Figure dataset records
▶

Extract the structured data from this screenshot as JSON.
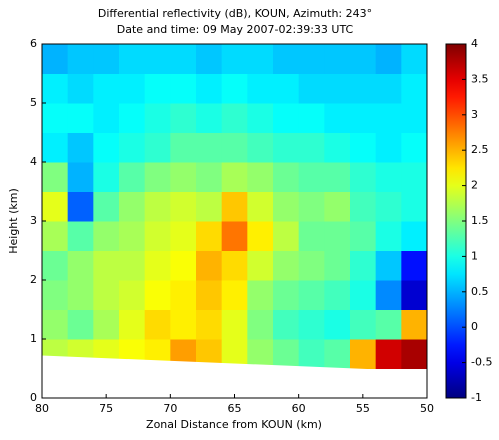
{
  "chart_data": {
    "type": "heatmap",
    "title": "Differential reflectivity (dB), KOUN, Azimuth: 243°",
    "subtitle": "Date and time: 09 May 2007-02:39:33 UTC",
    "x_label": "Zonal Distance from KOUN (km)",
    "y_label": "Height (km)",
    "colormap": "jet",
    "x": [
      79,
      77,
      75,
      73,
      71,
      69,
      67,
      65,
      63,
      61,
      59,
      57,
      55,
      53,
      51
    ],
    "y": [
      0.75,
      1.25,
      1.75,
      2.25,
      2.75,
      3.25,
      3.75,
      4.25,
      4.75,
      5.25,
      5.75
    ],
    "z": [
      [
        1.8,
        1.9,
        2.0,
        2.1,
        2.2,
        2.6,
        2.4,
        2.0,
        1.6,
        1.4,
        1.2,
        1.3,
        2.5,
        3.6,
        3.8
      ],
      [
        1.6,
        1.4,
        1.7,
        2.0,
        2.3,
        2.2,
        2.3,
        2.0,
        1.5,
        1.2,
        1.1,
        1.0,
        1.2,
        1.3,
        2.5
      ],
      [
        1.5,
        1.6,
        1.8,
        1.9,
        2.1,
        2.2,
        2.4,
        2.2,
        1.6,
        1.4,
        1.3,
        1.2,
        1.0,
        0.3,
        -0.6
      ],
      [
        1.4,
        1.6,
        1.8,
        1.8,
        2.0,
        2.1,
        2.5,
        2.3,
        1.9,
        1.6,
        1.5,
        1.4,
        1.1,
        0.6,
        -0.3
      ],
      [
        1.7,
        1.3,
        1.6,
        1.7,
        1.9,
        2.0,
        2.3,
        2.8,
        2.2,
        1.8,
        1.4,
        1.4,
        1.3,
        1.0,
        0.8
      ],
      [
        2.0,
        0.1,
        1.3,
        1.6,
        1.8,
        1.9,
        1.8,
        2.4,
        1.9,
        1.6,
        1.5,
        1.6,
        1.2,
        1.1,
        1.0
      ],
      [
        1.5,
        0.5,
        1.0,
        1.3,
        1.5,
        1.6,
        1.5,
        1.7,
        1.6,
        1.4,
        1.3,
        1.3,
        1.1,
        1.0,
        1.0
      ],
      [
        0.8,
        0.6,
        0.9,
        1.0,
        1.1,
        1.3,
        1.3,
        1.3,
        1.2,
        1.1,
        1.1,
        1.0,
        0.9,
        0.8,
        0.9
      ],
      [
        0.9,
        0.9,
        0.8,
        0.9,
        1.0,
        1.1,
        1.0,
        1.1,
        1.0,
        0.9,
        0.9,
        0.8,
        0.8,
        0.8,
        0.8
      ],
      [
        0.8,
        0.7,
        0.8,
        0.8,
        0.9,
        0.9,
        0.8,
        0.9,
        0.8,
        0.8,
        0.7,
        0.7,
        0.7,
        0.7,
        0.8
      ],
      [
        0.5,
        0.6,
        0.6,
        0.7,
        0.7,
        0.7,
        0.6,
        0.7,
        0.7,
        0.6,
        0.6,
        0.6,
        0.6,
        0.5,
        0.7
      ]
    ],
    "xlim": [
      80,
      50
    ],
    "xticks": [
      80,
      75,
      70,
      65,
      60,
      55,
      50
    ],
    "ylim": [
      0,
      6
    ],
    "yticks": [
      0,
      1,
      2,
      3,
      4,
      5,
      6
    ],
    "clim": [
      -1,
      4
    ],
    "cticks": [
      -1,
      -0.5,
      0,
      0.5,
      1,
      1.5,
      2,
      2.5,
      3,
      3.5,
      4
    ]
  }
}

◀

[YOUR TASK] Return the listing above word for word, with the pictures removed.

[SOLUTION TO THIS EXERCISE]
Extract the structured data from this screenshot as JSON.
{
  "chart_data": {
    "type": "heatmap",
    "title": "Differential reflectivity (dB), KOUN, Azimuth: 243°",
    "subtitle": "Date and time: 09 May 2007-02:39:33 UTC",
    "x_label": "Zonal Distance from KOUN (km)",
    "y_label": "Height (km)",
    "colormap": "jet",
    "x": [
      79,
      77,
      75,
      73,
      71,
      69,
      67,
      65,
      63,
      61,
      59,
      57,
      55,
      53,
      51
    ],
    "y": [
      0.75,
      1.25,
      1.75,
      2.25,
      2.75,
      3.25,
      3.75,
      4.25,
      4.75,
      5.25,
      5.75
    ],
    "z": [
      [
        1.8,
        1.9,
        2.0,
        2.1,
        2.2,
        2.6,
        2.4,
        2.0,
        1.6,
        1.4,
        1.2,
        1.3,
        2.5,
        3.6,
        3.8
      ],
      [
        1.6,
        1.4,
        1.7,
        2.0,
        2.3,
        2.2,
        2.3,
        2.0,
        1.5,
        1.2,
        1.1,
        1.0,
        1.2,
        1.3,
        2.5
      ],
      [
        1.5,
        1.6,
        1.8,
        1.9,
        2.1,
        2.2,
        2.4,
        2.2,
        1.6,
        1.4,
        1.3,
        1.2,
        1.0,
        0.3,
        -0.6
      ],
      [
        1.4,
        1.6,
        1.8,
        1.8,
        2.0,
        2.1,
        2.5,
        2.3,
        1.9,
        1.6,
        1.5,
        1.4,
        1.1,
        0.6,
        -0.3
      ],
      [
        1.7,
        1.3,
        1.6,
        1.7,
        1.9,
        2.0,
        2.3,
        2.8,
        2.2,
        1.8,
        1.4,
        1.4,
        1.3,
        1.0,
        0.8
      ],
      [
        2.0,
        0.1,
        1.3,
        1.6,
        1.8,
        1.9,
        1.8,
        2.4,
        1.9,
        1.6,
        1.5,
        1.6,
        1.2,
        1.1,
        1.0
      ],
      [
        1.5,
        0.5,
        1.0,
        1.3,
        1.5,
        1.6,
        1.5,
        1.7,
        1.6,
        1.4,
        1.3,
        1.3,
        1.1,
        1.0,
        1.0
      ],
      [
        0.8,
        0.6,
        0.9,
        1.0,
        1.1,
        1.3,
        1.3,
        1.3,
        1.2,
        1.1,
        1.1,
        1.0,
        0.9,
        0.8,
        0.9
      ],
      [
        0.9,
        0.9,
        0.8,
        0.9,
        1.0,
        1.1,
        1.0,
        1.1,
        1.0,
        0.9,
        0.9,
        0.8,
        0.8,
        0.8,
        0.8
      ],
      [
        0.8,
        0.7,
        0.8,
        0.8,
        0.9,
        0.9,
        0.8,
        0.9,
        0.8,
        0.8,
        0.7,
        0.7,
        0.7,
        0.7,
        0.8
      ],
      [
        0.5,
        0.6,
        0.6,
        0.7,
        0.7,
        0.7,
        0.6,
        0.7,
        0.7,
        0.6,
        0.6,
        0.6,
        0.6,
        0.5,
        0.7
      ]
    ],
    "xlim": [
      80,
      50
    ],
    "xticks": [
      80,
      75,
      70,
      65,
      60,
      55,
      50
    ],
    "ylim": [
      0,
      6
    ],
    "yticks": [
      0,
      1,
      2,
      3,
      4,
      5,
      6
    ],
    "clim": [
      -1,
      4
    ],
    "cticks": [
      -1,
      -0.5,
      0,
      0.5,
      1,
      1.5,
      2,
      2.5,
      3,
      3.5,
      4
    ]
  }
}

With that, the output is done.